Challenge - Go through the listing beneath this task and return every line that carries the string "address".

Exercise inputs -

+---+

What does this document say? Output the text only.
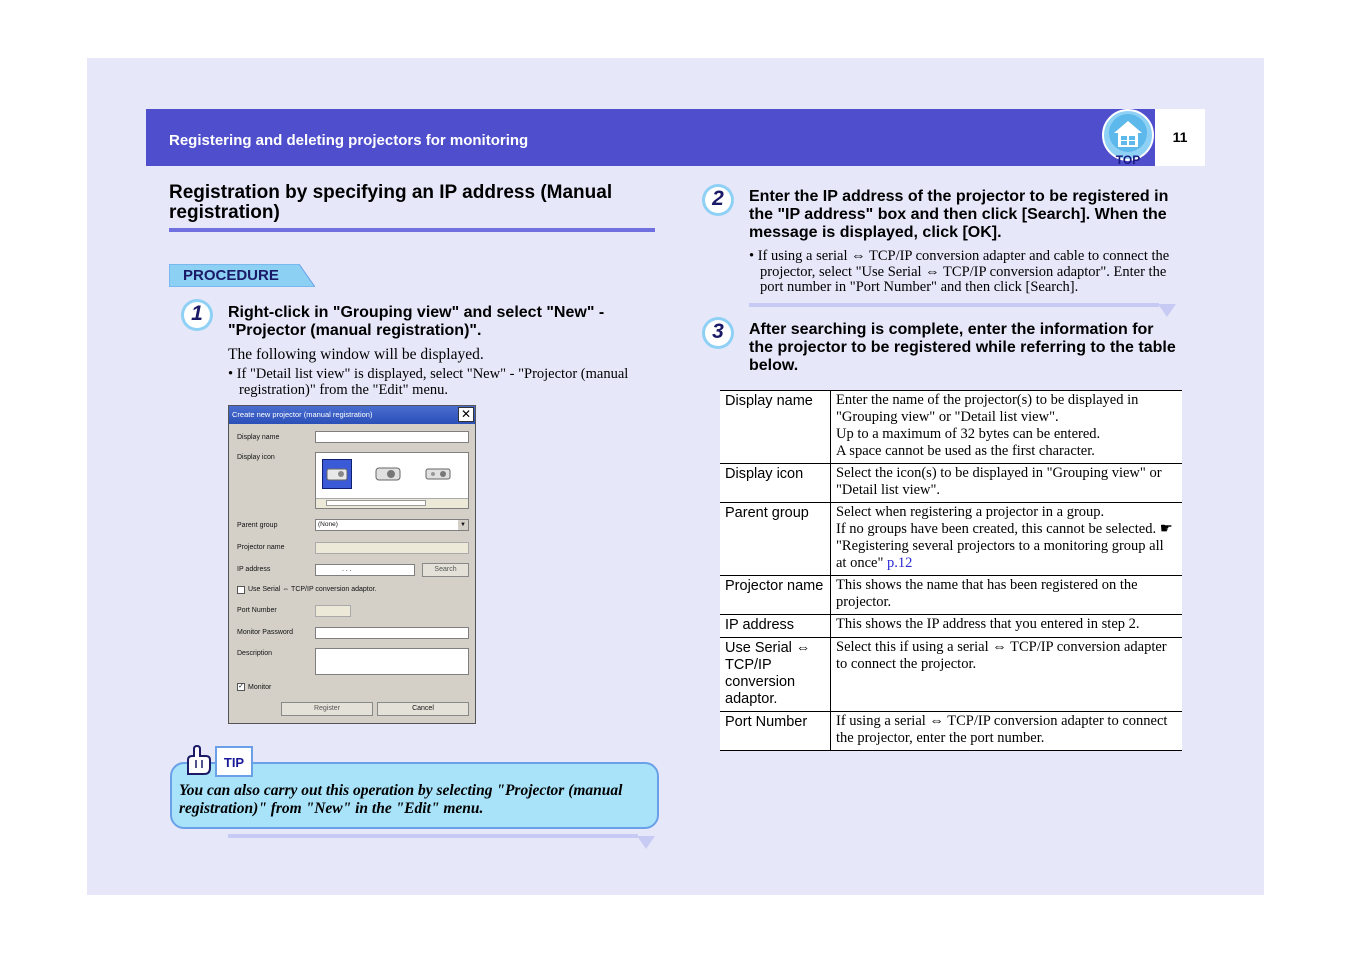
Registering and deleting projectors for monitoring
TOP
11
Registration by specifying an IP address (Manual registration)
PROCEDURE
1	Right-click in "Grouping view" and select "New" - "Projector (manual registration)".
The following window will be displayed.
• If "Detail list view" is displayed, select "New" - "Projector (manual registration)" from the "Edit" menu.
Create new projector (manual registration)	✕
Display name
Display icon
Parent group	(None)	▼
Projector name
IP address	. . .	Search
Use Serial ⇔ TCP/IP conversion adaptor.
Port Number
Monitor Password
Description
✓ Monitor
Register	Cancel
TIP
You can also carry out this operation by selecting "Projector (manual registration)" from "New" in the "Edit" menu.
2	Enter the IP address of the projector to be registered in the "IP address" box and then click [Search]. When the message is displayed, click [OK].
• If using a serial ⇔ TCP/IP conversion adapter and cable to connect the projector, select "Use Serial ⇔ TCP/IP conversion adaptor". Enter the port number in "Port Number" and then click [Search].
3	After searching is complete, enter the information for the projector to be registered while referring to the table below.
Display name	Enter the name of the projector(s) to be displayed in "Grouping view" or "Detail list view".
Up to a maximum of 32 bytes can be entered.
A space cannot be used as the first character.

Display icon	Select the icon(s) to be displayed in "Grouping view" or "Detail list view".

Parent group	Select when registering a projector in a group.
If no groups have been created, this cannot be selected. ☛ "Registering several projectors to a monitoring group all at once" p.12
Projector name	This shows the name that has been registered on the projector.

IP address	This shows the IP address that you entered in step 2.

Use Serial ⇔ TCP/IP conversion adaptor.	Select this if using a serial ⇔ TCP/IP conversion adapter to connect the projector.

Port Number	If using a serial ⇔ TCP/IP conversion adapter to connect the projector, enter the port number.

+---+

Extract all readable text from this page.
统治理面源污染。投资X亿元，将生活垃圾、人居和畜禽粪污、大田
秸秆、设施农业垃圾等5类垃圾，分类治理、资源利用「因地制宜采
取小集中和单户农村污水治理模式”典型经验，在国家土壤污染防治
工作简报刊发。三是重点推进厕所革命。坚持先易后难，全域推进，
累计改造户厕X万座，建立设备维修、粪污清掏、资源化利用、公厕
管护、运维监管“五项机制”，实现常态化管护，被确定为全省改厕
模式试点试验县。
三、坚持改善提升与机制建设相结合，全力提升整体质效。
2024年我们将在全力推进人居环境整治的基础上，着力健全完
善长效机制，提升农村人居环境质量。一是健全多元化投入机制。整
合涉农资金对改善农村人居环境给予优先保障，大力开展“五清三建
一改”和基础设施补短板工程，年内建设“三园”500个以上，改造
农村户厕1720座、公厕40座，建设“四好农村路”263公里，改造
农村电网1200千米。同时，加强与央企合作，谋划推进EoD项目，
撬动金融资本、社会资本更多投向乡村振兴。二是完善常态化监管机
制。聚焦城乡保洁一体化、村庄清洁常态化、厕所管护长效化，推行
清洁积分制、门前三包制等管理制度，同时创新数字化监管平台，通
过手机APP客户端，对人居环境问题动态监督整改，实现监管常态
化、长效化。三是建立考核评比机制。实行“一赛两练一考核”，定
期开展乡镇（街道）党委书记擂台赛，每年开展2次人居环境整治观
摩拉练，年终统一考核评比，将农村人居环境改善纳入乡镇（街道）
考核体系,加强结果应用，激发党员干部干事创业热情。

+---+

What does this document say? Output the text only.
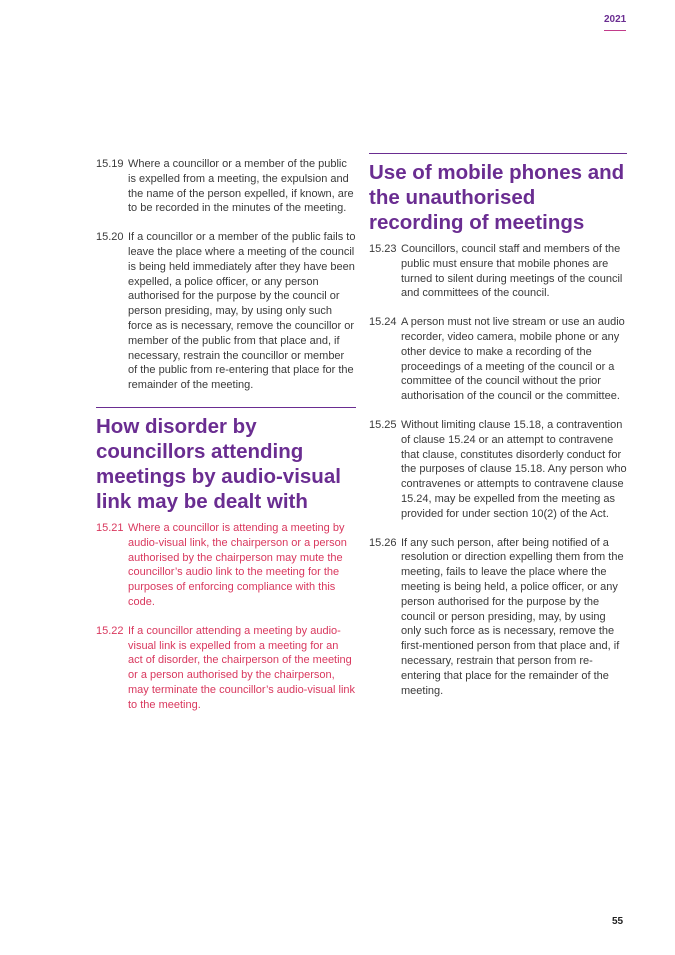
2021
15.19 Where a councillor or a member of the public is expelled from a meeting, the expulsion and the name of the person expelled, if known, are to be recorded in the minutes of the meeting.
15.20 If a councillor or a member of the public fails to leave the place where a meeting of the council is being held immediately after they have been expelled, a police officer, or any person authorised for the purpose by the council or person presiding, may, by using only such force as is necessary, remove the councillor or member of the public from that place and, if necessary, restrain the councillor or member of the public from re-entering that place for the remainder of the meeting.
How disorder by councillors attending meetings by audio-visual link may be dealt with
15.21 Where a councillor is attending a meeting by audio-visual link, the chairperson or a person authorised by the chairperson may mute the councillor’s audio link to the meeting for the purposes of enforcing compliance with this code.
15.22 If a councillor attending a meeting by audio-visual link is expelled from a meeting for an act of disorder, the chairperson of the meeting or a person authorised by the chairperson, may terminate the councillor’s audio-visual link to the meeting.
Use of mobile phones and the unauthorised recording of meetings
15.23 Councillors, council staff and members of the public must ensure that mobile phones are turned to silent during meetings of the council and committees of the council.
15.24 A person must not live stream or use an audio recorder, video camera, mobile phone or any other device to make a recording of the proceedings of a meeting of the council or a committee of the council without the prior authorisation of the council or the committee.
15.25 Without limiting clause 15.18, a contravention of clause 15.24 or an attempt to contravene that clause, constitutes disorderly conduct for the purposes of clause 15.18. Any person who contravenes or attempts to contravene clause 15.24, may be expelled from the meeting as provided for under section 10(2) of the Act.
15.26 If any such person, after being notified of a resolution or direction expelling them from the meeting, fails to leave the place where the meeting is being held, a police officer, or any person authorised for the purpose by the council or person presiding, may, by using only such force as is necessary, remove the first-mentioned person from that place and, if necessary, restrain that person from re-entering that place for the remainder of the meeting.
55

+---+

Response to the exercise -
Registration by specifying an IP address (Manual registration)
IP address	. . .	Search
2	Enter the IP address of the projector to be registered in the "IP address" box and then click [Search]. When the message is displayed, click [OK].
IP address	This shows the IP address that you entered in step 2.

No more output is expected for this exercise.